-- EXTRACTED TEXT --
▼
Also, the general arrangement/look of today's common GUI first appeared in Xerox machines, although this arrangement is somewhat obvious, and, probably, would have appeared somewhere, eventually.
Can you be a little more specific? What exactly in terms of "implementation of the Xerox vision" did Apple "create?"
Again, there were several other versions of the GUI being sold to the public years prior to Apple's GUI, and there were others who were releasing their GUIs having more refined "looks" almost simultaneously with Apple's first release, so it is difficult to imagine how anyone can claim that most followed Apple's lead.
I have to strenuously disagree.
Here is a 1982 video about the Xerox Star: http://www.youtube.com/watch?v=ODZBL80JPqw
The first screenshot appears at 00:32. The presenter demonstrates icons, scrollbars, window headers, and window header commands. At 04:10, we see a contextual window (called a "property sheet"), with menu buttons (menu contents appear below in the window). The video also shows floating/overlapping windows, and the Star also had drag-&-drop. The features and configuration are almost identical to what we have today, but with a more primative styling.
By the way, at 06:36, note the font on the window header and on the keys of the keyboard. Remind you of a default font from another, later OS?
Other GUI features that we commonly use today appeared in other pre-apple GUIs, such as the dock (from the Perq), and drop-down menus (from Visi On, which had its first demo at the 1982 COMDEX).
▲
-- YOUR INSTRUCTIONS --
In the passage on early GUIs, reproduce the portion starting at "Again, there were" and ending at "more primative styling.", replacing "property sheet" with "settings panel" throughout.

-- RECORD EXCERPTS --
▼
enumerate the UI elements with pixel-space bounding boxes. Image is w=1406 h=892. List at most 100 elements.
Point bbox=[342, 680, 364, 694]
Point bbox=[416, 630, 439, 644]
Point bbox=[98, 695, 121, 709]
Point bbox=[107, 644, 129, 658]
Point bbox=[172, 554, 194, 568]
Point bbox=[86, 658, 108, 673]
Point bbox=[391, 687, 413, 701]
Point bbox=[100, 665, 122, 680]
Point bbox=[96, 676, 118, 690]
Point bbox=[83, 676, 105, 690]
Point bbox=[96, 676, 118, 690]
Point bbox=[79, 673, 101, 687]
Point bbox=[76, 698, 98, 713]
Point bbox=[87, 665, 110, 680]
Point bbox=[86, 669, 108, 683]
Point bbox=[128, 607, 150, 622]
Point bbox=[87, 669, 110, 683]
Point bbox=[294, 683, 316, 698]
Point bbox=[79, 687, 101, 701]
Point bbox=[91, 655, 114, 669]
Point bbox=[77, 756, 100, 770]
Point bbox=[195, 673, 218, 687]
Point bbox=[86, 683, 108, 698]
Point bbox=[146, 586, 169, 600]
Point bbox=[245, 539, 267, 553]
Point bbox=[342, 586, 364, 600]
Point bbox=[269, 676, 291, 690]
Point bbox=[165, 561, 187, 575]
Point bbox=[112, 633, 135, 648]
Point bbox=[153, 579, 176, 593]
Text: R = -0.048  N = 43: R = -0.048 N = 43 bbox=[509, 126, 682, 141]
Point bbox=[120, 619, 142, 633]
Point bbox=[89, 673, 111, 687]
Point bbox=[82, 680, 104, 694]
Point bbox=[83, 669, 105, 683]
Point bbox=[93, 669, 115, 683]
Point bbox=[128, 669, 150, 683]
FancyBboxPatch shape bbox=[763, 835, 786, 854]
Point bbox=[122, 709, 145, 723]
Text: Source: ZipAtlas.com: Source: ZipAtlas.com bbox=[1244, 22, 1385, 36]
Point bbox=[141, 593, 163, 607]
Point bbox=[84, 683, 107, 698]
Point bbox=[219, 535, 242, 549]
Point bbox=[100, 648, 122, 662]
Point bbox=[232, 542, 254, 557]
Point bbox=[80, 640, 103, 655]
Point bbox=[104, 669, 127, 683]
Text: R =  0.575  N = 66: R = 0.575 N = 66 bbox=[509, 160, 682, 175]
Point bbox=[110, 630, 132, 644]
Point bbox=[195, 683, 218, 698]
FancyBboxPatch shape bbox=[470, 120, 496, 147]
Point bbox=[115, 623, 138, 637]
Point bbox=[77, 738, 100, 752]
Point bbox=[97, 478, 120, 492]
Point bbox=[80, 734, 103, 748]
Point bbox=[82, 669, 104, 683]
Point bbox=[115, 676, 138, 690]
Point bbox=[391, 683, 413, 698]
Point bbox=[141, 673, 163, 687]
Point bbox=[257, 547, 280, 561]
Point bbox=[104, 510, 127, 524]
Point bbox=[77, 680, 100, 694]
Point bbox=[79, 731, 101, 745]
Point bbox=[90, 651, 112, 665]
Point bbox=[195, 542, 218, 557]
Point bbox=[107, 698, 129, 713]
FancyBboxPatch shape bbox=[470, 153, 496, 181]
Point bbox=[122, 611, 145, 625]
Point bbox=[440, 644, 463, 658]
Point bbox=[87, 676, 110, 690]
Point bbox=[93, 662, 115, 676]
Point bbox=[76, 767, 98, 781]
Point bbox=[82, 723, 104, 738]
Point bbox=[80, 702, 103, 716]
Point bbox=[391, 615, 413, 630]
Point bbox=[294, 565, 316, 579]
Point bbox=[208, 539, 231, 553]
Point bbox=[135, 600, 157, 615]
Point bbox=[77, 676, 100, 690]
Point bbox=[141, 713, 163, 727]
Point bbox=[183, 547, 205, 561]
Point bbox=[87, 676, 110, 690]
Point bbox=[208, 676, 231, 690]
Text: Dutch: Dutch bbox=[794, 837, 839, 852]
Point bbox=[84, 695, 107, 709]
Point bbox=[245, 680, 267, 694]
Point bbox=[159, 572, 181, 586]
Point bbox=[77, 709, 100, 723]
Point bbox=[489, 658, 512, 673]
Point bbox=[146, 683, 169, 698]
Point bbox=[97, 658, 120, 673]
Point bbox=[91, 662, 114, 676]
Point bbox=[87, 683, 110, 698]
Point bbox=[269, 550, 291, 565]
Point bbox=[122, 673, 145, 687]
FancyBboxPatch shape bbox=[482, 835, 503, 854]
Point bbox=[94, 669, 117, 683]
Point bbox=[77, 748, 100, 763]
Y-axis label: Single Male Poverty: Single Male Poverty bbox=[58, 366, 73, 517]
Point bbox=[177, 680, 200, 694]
▲
-- WRITTEN ANSWER --
Again, there were several other versions of the GUI being sold to the public years prior to Apple's GUI, and there were others who were releasing their GUIs having more refined "looks" almost simultaneously with Apple's first release, so it is difficult to imagine how anyone can claim that most followed Apple's lead.
I have to strenuously disagree.
Here is a 1982 video about the Xerox Star: http://www.youtube.com/watch?v=ODZBL80JPqw
The first screenshot appears at 00:32. The presenter demonstrates icons, scrollbars, window headers, and window header commands. At 04:10, we see a contextual window (called a "settings panel"), with menu buttons (menu contents appear below in the window). The video also shows floating/overlapping windows, and the Star also had drag-&-drop. The features and configuration are almost identical to what we have today, but with a more primative styling.